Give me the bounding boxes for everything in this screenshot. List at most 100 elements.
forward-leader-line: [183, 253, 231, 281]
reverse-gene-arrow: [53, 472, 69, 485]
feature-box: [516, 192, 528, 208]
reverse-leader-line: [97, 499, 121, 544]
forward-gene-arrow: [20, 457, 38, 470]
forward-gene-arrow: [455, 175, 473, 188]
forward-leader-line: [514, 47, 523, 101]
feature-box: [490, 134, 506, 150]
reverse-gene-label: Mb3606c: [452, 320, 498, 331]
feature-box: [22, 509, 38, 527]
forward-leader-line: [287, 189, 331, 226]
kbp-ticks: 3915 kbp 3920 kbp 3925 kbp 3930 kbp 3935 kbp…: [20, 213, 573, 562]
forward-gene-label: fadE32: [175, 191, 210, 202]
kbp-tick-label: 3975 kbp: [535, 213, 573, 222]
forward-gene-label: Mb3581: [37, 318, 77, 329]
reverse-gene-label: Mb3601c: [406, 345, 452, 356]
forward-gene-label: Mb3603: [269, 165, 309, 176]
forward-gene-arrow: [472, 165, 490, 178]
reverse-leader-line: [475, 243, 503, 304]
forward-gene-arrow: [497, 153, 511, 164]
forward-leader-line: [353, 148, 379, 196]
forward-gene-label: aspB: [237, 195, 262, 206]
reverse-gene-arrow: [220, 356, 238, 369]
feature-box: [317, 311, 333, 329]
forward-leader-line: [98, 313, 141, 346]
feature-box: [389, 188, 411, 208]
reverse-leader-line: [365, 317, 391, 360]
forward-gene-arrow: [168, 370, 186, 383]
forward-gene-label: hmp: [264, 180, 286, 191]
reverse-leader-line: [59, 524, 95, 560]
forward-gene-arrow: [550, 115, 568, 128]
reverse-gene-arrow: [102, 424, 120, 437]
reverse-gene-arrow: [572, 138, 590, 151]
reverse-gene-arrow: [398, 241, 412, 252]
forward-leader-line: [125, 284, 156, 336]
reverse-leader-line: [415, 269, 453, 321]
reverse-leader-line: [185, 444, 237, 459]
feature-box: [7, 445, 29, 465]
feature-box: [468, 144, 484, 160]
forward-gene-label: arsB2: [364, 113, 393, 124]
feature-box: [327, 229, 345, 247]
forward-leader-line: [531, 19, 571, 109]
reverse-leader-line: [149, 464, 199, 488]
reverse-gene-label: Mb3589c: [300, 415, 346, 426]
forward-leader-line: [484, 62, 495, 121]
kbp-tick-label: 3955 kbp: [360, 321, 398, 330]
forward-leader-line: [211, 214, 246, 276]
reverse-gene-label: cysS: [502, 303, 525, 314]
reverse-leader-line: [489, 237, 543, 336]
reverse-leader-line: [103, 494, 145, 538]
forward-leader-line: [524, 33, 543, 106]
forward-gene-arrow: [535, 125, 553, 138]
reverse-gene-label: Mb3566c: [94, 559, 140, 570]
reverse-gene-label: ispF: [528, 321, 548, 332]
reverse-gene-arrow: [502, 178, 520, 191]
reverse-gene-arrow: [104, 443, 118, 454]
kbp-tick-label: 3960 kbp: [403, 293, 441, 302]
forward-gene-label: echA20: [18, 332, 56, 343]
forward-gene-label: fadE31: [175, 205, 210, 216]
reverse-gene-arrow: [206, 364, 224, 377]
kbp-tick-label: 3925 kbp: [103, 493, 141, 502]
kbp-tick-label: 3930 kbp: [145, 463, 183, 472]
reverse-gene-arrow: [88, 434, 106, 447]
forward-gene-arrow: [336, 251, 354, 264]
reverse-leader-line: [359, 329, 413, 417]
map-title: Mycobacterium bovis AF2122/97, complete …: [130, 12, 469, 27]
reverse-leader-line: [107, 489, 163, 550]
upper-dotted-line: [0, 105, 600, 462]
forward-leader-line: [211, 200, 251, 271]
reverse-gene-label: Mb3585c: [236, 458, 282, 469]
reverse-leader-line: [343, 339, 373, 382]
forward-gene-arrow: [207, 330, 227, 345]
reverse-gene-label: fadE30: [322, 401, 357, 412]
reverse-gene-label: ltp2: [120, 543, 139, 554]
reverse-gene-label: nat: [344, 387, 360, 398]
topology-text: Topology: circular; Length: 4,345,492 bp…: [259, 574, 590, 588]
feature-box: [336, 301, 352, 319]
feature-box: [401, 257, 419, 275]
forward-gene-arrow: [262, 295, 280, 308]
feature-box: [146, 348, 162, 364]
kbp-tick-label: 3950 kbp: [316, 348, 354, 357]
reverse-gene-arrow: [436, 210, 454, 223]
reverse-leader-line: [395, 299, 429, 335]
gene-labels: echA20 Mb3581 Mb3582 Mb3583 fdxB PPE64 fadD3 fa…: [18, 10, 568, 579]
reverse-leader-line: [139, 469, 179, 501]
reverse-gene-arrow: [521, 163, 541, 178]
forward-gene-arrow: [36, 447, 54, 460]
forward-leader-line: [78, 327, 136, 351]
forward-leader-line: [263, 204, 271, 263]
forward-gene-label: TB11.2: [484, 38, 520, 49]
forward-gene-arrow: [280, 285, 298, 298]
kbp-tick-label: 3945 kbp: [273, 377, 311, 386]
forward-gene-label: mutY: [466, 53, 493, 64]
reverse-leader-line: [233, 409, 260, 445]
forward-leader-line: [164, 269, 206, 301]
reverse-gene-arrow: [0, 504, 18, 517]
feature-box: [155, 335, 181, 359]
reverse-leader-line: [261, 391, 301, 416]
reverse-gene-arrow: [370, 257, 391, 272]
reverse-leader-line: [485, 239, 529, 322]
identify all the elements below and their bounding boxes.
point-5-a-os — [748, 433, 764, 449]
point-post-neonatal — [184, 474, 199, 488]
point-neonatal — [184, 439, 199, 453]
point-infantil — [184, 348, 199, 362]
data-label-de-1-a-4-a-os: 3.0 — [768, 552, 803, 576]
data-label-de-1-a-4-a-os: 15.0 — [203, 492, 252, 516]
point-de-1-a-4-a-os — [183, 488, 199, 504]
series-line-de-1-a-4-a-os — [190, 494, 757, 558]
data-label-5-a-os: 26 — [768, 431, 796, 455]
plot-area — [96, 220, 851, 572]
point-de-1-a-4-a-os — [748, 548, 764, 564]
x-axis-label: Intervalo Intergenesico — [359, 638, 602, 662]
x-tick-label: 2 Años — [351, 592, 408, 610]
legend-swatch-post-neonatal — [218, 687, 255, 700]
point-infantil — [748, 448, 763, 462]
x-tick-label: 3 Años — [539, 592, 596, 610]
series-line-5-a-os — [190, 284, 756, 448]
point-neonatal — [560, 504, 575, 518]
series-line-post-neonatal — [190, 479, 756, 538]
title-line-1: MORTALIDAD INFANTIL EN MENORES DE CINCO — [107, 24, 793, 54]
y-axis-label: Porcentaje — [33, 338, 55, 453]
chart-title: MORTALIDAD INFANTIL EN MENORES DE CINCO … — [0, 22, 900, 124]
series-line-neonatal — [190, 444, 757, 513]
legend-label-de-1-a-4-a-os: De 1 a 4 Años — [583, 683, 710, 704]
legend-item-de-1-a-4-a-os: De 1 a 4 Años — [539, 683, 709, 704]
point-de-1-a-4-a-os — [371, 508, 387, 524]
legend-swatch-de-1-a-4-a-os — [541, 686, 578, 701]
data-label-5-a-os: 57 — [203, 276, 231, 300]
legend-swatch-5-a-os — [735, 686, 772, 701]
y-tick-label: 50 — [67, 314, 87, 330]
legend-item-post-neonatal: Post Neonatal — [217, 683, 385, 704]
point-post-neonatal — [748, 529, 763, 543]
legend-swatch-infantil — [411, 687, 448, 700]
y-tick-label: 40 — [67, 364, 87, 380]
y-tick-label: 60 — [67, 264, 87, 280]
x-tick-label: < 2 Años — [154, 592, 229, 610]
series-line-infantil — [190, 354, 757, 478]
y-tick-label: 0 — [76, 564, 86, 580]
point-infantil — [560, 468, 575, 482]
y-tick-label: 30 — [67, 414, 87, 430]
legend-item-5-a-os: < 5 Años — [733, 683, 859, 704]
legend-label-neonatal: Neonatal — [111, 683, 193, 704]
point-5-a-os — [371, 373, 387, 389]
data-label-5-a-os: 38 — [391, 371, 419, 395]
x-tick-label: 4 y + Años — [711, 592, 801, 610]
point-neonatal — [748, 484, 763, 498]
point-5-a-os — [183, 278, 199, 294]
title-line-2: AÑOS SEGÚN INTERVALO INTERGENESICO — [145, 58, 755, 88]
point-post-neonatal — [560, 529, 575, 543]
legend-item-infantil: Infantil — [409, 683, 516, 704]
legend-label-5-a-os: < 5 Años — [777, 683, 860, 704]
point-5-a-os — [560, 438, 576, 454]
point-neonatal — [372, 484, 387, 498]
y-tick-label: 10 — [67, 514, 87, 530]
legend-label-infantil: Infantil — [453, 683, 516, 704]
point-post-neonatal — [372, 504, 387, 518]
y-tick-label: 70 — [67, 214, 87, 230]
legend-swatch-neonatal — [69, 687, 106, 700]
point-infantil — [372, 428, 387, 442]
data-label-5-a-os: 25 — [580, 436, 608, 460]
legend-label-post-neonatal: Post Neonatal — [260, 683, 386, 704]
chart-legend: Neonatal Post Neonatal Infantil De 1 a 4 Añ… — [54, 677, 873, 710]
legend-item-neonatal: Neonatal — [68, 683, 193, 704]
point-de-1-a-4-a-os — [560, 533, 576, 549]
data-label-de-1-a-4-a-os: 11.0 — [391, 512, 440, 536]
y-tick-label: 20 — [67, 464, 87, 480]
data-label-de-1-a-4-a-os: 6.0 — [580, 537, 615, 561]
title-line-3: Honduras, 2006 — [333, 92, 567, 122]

*What you are asked to do*
What lines above hold the word "bounding"? List them all.

*Solution for this exercise*
Give me the bounding boxes for everything in this screenshot. List at most 100 elements.
identify all the elements below and their bounding boxes.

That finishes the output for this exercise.